Part of a data file
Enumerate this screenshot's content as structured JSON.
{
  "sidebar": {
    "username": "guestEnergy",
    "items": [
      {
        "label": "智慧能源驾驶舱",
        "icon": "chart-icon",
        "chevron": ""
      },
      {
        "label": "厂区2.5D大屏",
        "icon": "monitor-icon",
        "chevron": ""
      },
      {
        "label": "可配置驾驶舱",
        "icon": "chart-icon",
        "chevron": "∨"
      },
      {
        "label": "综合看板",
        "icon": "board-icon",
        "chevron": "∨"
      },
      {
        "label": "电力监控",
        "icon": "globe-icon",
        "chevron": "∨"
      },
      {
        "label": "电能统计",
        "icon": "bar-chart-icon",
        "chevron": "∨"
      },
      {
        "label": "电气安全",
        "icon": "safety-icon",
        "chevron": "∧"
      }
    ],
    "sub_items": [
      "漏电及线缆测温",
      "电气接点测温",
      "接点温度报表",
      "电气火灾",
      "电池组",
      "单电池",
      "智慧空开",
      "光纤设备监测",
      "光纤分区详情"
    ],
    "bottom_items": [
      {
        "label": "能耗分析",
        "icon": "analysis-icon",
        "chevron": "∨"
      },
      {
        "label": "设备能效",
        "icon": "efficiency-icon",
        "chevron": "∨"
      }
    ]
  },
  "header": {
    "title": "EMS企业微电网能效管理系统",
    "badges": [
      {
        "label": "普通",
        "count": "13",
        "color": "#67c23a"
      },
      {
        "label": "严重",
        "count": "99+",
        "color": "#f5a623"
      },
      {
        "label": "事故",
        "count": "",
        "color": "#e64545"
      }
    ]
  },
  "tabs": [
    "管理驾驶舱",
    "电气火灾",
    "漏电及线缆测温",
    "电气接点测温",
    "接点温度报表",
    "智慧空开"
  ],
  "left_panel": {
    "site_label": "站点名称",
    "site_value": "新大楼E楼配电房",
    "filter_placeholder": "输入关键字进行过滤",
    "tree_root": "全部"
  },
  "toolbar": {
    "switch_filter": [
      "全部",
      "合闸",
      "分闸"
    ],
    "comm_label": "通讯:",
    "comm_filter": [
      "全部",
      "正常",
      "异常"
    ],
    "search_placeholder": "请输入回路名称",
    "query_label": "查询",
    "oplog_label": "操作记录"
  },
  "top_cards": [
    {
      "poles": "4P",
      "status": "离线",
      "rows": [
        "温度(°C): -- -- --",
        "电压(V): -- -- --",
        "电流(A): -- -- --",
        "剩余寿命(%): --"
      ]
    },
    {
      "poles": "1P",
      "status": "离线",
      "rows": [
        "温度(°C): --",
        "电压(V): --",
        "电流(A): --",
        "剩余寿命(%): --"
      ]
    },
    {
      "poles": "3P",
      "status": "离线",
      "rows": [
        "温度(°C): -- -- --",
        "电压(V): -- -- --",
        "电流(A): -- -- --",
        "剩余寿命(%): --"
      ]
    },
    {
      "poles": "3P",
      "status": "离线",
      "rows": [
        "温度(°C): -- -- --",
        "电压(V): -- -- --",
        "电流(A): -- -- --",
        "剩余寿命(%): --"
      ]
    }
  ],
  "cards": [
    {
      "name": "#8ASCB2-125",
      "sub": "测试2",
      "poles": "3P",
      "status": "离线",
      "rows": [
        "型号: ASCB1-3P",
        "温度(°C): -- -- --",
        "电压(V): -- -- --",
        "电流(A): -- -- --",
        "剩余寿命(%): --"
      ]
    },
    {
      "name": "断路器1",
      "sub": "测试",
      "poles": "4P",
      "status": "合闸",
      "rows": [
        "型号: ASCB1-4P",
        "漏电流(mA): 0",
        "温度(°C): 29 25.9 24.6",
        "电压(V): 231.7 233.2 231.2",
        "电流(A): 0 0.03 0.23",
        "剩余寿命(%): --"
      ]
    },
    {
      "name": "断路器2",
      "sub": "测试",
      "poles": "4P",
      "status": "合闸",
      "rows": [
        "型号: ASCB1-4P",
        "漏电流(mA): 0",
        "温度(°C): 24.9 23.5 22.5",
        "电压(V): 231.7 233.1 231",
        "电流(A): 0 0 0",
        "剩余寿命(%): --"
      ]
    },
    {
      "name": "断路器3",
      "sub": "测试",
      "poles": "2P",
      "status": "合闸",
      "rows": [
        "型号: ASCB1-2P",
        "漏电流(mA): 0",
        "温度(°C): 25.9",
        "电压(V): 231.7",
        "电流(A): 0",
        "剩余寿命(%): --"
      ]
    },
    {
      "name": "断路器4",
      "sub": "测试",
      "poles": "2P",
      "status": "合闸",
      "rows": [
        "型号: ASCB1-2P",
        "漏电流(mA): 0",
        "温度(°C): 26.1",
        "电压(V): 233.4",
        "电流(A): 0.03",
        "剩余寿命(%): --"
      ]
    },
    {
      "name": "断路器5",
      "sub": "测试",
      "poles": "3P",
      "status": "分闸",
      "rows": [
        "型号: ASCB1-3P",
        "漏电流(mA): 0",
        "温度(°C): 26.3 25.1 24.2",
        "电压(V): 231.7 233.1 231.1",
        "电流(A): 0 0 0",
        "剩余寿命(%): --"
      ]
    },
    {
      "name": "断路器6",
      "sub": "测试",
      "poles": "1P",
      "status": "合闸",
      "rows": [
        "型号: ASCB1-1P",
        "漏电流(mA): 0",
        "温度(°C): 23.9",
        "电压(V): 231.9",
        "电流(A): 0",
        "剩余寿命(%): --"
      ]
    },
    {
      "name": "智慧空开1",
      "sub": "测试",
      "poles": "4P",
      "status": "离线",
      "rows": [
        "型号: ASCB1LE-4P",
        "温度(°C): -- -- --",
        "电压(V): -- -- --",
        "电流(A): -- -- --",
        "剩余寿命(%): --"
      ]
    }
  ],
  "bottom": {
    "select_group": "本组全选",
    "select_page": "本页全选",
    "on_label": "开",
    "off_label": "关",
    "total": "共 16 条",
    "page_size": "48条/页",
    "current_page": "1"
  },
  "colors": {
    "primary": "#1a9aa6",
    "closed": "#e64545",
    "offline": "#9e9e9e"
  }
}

§ **Requirement**
Exactly reproduce all of the entries.

§ **Written answer**
Enumerate this screenshot's content as structured JSON.
{
  "sidebar": {
    "username": "guestEnergy",
    "items": [
      {
        "label": "智慧能源驾驶舱",
        "icon": "chart-icon",
        "chevron": ""
      },
      {
        "label": "厂区2.5D大屏",
        "icon": "monitor-icon",
        "chevron": ""
      },
      {
        "label": "可配置驾驶舱",
        "icon": "chart-icon",
        "chevron": "∨"
      },
      {
        "label": "综合看板",
        "icon": "board-icon",
        "chevron": "∨"
      },
      {
        "label": "电力监控",
        "icon": "globe-icon",
        "chevron": "∨"
      },
      {
        "label": "电能统计",
        "icon": "bar-chart-icon",
        "chevron": "∨"
      },
      {
        "label": "电气安全",
        "icon": "safety-icon",
        "chevron": "∧"
      }
    ],
    "sub_items": [
      "漏电及线缆测温",
      "电气接点测温",
      "接点温度报表",
      "电气火灾",
      "电池组",
      "单电池",
      "智慧空开",
      "光纤设备监测",
      "光纤分区详情"
    ],
    "bottom_items": [
      {
        "label": "能耗分析",
        "icon": "analysis-icon",
        "chevron": "∨"
      },
      {
        "label": "设备能效",
        "icon": "efficiency-icon",
        "chevron": "∨"
      }
    ]
  },
  "header": {
    "title": "EMS企业微电网能效管理系统",
    "badges": [
      {
        "label": "普通",
        "count": "13",
        "color": "#67c23a"
      },
      {
        "label": "严重",
        "count": "99+",
        "color": "#f5a623"
      },
      {
        "label": "事故",
        "count": "",
        "color": "#e64545"
      }
    ]
  },
  "tabs": [
    "管理驾驶舱",
    "电气火灾",
    "漏电及线缆测温",
    "电气接点测温",
    "接点温度报表",
    "智慧空开"
  ],
  "left_panel": {
    "site_label": "站点名称",
    "site_value": "新大楼E楼配电房",
    "filter_placeholder": "输入关键字进行过滤",
    "tree_root": "全部"
  },
  "toolbar": {
    "switch_filter": [
      "全部",
      "合闸",
      "分闸"
    ],
    "comm_label": "通讯:",
    "comm_filter": [
      "全部",
      "正常",
      "异常"
    ],
    "search_placeholder": "请输入回路名称",
    "query_label": "查询",
    "oplog_label": "操作记录"
  },
  "top_cards": [
    {
      "poles": "4P",
      "status": "离线",
      "rows": [
        "温度(°C): -- -- --",
        "电压(V): -- -- --",
        "电流(A): -- -- --",
        "剩余寿命(%): --"
      ]
    },
    {
      "poles": "1P",
      "status": "离线",
      "rows": [
        "温度(°C): --",
        "电压(V): --",
        "电流(A): --",
        "剩余寿命(%): --"
      ]
    },
    {
      "poles": "3P",
      "status": "离线",
      "rows": [
        "温度(°C): -- -- --",
        "电压(V): -- -- --",
        "电流(A): -- -- --",
        "剩余寿命(%): --"
      ]
    },
    {
      "poles": "3P",
      "status": "离线",
      "rows": [
        "温度(°C): -- -- --",
        "电压(V): -- -- --",
        "电流(A): -- -- --",
        "剩余寿命(%): --"
      ]
    }
  ],
  "cards": [
    {
      "name": "#8ASCB2-125",
      "sub": "测试2",
      "poles": "3P",
      "status": "离线",
      "rows": [
        "型号: ASCB1-3P",
        "温度(°C): -- -- --",
        "电压(V): -- -- --",
        "电流(A): -- -- --",
        "剩余寿命(%): --"
      ]
    },
    {
      "name": "断路器1",
      "sub": "测试",
      "poles": "4P",
      "status": "合闸",
      "rows": [
        "型号: ASCB1-4P",
        "漏电流(mA): 0",
        "温度(°C): 29 25.9 24.6",
        "电压(V): 231.7 233.2 231.2",
        "电流(A): 0 0.03 0.23",
        "剩余寿命(%): --"
      ]
    },
    {
      "name": "断路器2",
      "sub": "测试",
      "poles": "4P",
      "status": "合闸",
      "rows": [
        "型号: ASCB1-4P",
        "漏电流(mA): 0",
        "温度(°C): 24.9 23.5 22.5",
        "电压(V): 231.7 233.1 231",
        "电流(A): 0 0 0",
        "剩余寿命(%): --"
      ]
    },
    {
      "name": "断路器3",
      "sub": "测试",
      "poles": "2P",
      "status": "合闸",
      "rows": [
        "型号: ASCB1-2P",
        "漏电流(mA): 0",
        "温度(°C): 25.9",
        "电压(V): 231.7",
        "电流(A): 0",
        "剩余寿命(%): --"
      ]
    },
    {
      "name": "断路器4",
      "sub": "测试",
      "poles": "2P",
      "status": "合闸",
      "rows": [
        "型号: ASCB1-2P",
        "漏电流(mA): 0",
        "温度(°C): 26.1",
        "电压(V): 233.4",
        "电流(A): 0.03",
        "剩余寿命(%): --"
      ]
    },
    {
      "name": "断路器5",
      "sub": "测试",
      "poles": "3P",
      "status": "分闸",
      "rows": [
        "型号: ASCB1-3P",
        "漏电流(mA): 0",
        "温度(°C): 26.3 25.1 24.2",
        "电压(V): 231.7 233.1 231.1",
        "电流(A): 0 0 0",
        "剩余寿命(%): --"
      ]
    },
    {
      "name": "断路器6",
      "sub": "测试",
      "poles": "1P",
      "status": "合闸",
      "rows": [
        "型号: ASCB1-1P",
        "漏电流(mA): 0",
        "温度(°C): 23.9",
        "电压(V): 231.9",
        "电流(A): 0",
        "剩余寿命(%): --"
      ]
    },
    {
      "name": "智慧空开1",
      "sub": "测试",
      "poles": "4P",
      "status": "离线",
      "rows": [
        "型号: ASCB1LE-4P",
        "温度(°C): -- -- --",
        "电压(V): -- -- --",
        "电流(A): -- -- --",
        "剩余寿命(%): --"
      ]
    }
  ],
  "bottom": {
    "select_group": "本组全选",
    "select_page": "本页全选",
    "on_label": "开",
    "off_label": "关",
    "total": "共 16 条",
    "page_size": "48条/页",
    "current_page": "1"
  },
  "colors": {
    "primary": "#1a9aa6",
    "closed": "#e64545",
    "offline": "#9e9e9e"
  }
}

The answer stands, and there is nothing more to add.